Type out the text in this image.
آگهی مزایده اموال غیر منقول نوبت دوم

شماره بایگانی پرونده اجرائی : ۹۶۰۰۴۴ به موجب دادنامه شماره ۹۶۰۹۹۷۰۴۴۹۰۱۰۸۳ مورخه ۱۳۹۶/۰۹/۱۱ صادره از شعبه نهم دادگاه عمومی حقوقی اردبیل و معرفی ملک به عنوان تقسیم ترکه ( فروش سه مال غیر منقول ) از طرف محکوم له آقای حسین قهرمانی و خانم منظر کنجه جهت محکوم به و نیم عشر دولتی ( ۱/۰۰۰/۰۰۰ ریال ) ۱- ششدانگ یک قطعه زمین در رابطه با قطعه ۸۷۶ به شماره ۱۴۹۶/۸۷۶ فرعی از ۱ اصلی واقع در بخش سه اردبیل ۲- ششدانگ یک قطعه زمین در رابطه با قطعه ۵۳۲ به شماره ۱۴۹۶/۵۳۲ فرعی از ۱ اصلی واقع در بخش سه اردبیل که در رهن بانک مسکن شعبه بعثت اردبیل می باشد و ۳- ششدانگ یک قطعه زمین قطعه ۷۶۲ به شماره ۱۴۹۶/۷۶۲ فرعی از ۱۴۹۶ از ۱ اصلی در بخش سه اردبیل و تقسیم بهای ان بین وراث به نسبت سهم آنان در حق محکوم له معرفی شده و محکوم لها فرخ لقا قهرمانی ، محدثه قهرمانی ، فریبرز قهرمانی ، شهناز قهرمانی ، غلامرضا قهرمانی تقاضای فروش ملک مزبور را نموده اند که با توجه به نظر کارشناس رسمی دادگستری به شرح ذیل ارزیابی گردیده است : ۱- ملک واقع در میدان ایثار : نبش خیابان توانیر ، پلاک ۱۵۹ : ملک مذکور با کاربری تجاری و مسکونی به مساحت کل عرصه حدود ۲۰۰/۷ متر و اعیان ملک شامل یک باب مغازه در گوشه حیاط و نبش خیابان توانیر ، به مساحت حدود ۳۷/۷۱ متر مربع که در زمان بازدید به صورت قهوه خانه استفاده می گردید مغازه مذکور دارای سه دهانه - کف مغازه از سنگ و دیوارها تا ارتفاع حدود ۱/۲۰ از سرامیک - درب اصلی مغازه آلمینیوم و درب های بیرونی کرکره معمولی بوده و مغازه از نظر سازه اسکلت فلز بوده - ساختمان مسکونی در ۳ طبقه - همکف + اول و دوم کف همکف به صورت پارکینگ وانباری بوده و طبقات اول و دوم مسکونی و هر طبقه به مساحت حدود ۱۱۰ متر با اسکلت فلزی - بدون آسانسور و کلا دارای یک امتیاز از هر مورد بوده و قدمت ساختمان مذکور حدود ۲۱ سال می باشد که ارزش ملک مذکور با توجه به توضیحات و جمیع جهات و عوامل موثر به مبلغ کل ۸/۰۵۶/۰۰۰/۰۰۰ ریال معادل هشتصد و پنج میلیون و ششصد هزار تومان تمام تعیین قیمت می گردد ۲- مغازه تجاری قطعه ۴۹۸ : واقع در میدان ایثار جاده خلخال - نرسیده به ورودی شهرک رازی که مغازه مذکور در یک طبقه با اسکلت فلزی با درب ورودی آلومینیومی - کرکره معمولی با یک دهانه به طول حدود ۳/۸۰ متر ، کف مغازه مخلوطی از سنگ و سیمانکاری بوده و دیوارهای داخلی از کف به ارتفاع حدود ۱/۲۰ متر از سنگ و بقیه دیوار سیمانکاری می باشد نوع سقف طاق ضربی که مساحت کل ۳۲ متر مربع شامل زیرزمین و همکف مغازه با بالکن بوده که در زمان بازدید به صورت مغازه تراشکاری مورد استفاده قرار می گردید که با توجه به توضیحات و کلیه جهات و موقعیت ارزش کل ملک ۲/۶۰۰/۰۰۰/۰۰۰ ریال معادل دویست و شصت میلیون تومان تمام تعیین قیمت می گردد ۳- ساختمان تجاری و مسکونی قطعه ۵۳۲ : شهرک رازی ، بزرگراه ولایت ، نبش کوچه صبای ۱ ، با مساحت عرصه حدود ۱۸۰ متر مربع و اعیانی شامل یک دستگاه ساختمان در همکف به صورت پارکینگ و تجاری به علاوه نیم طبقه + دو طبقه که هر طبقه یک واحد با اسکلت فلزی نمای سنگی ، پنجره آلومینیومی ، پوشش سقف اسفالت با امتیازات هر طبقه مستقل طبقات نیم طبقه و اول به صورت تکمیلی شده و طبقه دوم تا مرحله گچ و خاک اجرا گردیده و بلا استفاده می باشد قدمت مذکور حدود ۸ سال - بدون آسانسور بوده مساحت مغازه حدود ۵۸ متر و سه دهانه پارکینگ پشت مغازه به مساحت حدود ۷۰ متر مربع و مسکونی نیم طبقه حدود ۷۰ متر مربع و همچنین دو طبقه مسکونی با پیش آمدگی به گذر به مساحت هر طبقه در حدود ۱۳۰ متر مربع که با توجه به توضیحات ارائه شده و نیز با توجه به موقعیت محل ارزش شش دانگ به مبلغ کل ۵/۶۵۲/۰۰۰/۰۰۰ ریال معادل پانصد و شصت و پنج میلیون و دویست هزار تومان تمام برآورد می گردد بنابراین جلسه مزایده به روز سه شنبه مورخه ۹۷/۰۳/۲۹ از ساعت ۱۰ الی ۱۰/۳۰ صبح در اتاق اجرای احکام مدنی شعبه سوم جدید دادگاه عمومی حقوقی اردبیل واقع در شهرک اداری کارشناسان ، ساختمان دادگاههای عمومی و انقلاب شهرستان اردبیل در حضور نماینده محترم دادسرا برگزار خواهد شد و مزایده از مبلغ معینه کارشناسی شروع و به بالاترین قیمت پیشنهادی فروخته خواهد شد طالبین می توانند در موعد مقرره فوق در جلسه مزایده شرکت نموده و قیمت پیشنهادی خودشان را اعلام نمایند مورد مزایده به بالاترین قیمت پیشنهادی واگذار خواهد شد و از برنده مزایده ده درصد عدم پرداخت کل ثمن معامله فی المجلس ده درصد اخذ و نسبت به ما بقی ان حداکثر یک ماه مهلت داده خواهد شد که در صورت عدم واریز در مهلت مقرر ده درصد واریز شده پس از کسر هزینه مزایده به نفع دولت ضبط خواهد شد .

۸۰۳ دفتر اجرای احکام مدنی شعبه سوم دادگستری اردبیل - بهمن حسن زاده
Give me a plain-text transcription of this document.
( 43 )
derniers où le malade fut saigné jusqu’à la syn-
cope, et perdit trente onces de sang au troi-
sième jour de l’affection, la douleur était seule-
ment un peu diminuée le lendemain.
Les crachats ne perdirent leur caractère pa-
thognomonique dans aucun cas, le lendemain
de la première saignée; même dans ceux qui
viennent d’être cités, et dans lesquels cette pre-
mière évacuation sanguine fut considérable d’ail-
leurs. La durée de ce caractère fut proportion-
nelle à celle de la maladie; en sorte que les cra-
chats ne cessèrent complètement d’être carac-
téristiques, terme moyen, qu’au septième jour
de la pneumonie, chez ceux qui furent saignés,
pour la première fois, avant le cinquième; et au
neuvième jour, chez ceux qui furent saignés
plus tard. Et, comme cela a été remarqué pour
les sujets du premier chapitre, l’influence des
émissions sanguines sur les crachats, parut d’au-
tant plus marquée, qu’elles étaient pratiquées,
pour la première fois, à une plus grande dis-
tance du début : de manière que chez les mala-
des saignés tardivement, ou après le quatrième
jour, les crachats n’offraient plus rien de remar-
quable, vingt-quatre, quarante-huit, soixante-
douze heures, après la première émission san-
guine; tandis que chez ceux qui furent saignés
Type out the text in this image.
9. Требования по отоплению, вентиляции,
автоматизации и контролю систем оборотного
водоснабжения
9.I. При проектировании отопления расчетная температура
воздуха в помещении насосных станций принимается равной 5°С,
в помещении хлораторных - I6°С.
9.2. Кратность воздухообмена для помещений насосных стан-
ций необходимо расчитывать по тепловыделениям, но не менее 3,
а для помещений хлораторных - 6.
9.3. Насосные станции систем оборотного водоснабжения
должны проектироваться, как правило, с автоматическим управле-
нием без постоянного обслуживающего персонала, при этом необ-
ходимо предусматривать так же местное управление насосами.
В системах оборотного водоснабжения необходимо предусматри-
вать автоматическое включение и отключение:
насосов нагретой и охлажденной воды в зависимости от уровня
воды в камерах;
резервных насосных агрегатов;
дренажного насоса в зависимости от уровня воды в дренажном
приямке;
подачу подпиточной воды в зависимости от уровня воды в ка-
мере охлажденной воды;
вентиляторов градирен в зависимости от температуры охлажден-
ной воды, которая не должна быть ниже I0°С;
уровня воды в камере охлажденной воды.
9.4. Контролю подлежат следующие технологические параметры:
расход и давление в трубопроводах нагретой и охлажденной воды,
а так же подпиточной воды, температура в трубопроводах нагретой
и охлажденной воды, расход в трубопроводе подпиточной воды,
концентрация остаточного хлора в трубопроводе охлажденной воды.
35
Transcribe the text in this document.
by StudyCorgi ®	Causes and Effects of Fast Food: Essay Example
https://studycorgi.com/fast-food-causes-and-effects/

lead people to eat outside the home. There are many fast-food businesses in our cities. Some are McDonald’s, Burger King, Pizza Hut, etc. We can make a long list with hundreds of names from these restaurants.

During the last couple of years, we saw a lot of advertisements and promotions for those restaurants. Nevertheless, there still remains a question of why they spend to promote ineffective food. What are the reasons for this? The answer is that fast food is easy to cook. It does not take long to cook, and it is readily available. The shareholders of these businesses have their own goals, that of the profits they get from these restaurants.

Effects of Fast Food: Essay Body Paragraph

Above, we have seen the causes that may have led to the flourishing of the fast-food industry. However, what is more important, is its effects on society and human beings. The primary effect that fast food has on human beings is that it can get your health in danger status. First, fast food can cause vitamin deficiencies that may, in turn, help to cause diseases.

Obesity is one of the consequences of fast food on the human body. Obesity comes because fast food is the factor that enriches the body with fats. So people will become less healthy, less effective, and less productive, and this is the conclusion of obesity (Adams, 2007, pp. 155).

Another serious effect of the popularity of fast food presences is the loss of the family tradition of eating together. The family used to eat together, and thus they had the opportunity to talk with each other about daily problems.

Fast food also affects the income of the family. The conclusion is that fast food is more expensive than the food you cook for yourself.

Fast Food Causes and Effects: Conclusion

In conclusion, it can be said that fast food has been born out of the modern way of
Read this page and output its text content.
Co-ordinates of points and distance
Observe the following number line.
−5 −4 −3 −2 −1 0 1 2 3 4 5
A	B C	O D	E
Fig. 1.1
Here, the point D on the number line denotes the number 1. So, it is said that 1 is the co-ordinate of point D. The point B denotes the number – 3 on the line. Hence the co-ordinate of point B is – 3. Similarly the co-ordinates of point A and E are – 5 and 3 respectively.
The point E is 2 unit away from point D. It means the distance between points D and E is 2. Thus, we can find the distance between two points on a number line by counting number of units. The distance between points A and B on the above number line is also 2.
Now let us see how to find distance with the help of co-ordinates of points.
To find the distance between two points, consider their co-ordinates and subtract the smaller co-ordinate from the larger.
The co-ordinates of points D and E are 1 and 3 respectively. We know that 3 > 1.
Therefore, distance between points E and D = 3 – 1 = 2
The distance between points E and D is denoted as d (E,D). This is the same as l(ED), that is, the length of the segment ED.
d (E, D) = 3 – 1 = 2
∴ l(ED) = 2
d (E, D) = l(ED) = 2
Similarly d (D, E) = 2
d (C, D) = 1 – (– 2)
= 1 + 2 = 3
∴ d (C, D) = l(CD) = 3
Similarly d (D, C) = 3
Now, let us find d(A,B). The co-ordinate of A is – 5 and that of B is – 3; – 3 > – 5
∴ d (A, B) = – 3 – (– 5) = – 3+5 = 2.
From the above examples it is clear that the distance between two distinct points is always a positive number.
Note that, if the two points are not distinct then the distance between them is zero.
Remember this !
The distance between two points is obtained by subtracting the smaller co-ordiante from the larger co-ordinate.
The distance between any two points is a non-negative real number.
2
::::::::
* _Task directions_: Starting with the line that contains "Read this page and output its text content.", write out each line through the end of the listing, exactly as it appears, and include nothing else.

* _Written answer_:
Read this page and output its text content.
Co-ordinates of points and distance
Observe the following number line.
−5 −4 −3 −2 −1 0 1 2 3 4 5
A	B C	O D	E
Fig. 1.1
Here, the point D on the number line denotes the number 1. So, it is said that 1 is the co-ordinate of point D. The point B denotes the number – 3 on the line. Hence the co-ordinate of point B is – 3. Similarly the co-ordinates of point A and E are – 5 and 3 respectively.
The point E is 2 unit away from point D. It means the distance between points D and E is 2. Thus, we can find the distance between two points on a number line by counting number of units. The distance between points A and B on the above number line is also 2.
Now let us see how to find distance with the help of co-ordinates of points.
To find the distance between two points, consider their co-ordinates and subtract the smaller co-ordinate from the larger.
The co-ordinates of points D and E are 1 and 3 respectively. We know that 3 > 1.
Therefore, distance between points E and D = 3 – 1 = 2
The distance between points E and D is denoted as d (E,D). This is the same as l(ED), that is, the length of the segment ED.
d (E, D) = 3 – 1 = 2
∴ l(ED) = 2
d (E, D) = l(ED) = 2
Similarly d (D, E) = 2
d (C, D) = 1 – (– 2)
= 1 + 2 = 3
∴ d (C, D) = l(CD) = 3
Similarly d (D, C) = 3
Now, let us find d(A,B). The co-ordinate of A is – 5 and that of B is – 3; – 3 > – 5
∴ d (A, B) = – 3 – (– 5) = – 3+5 = 2.
From the above examples it is clear that the distance between two distinct points is always a positive number.
Note that, if the two points are not distinct then the distance between them is zero.
Remember this !
The distance between two points is obtained by subtracting the smaller co-ordiante from the larger co-ordinate.
The distance between any two points is a non-negative real number.
2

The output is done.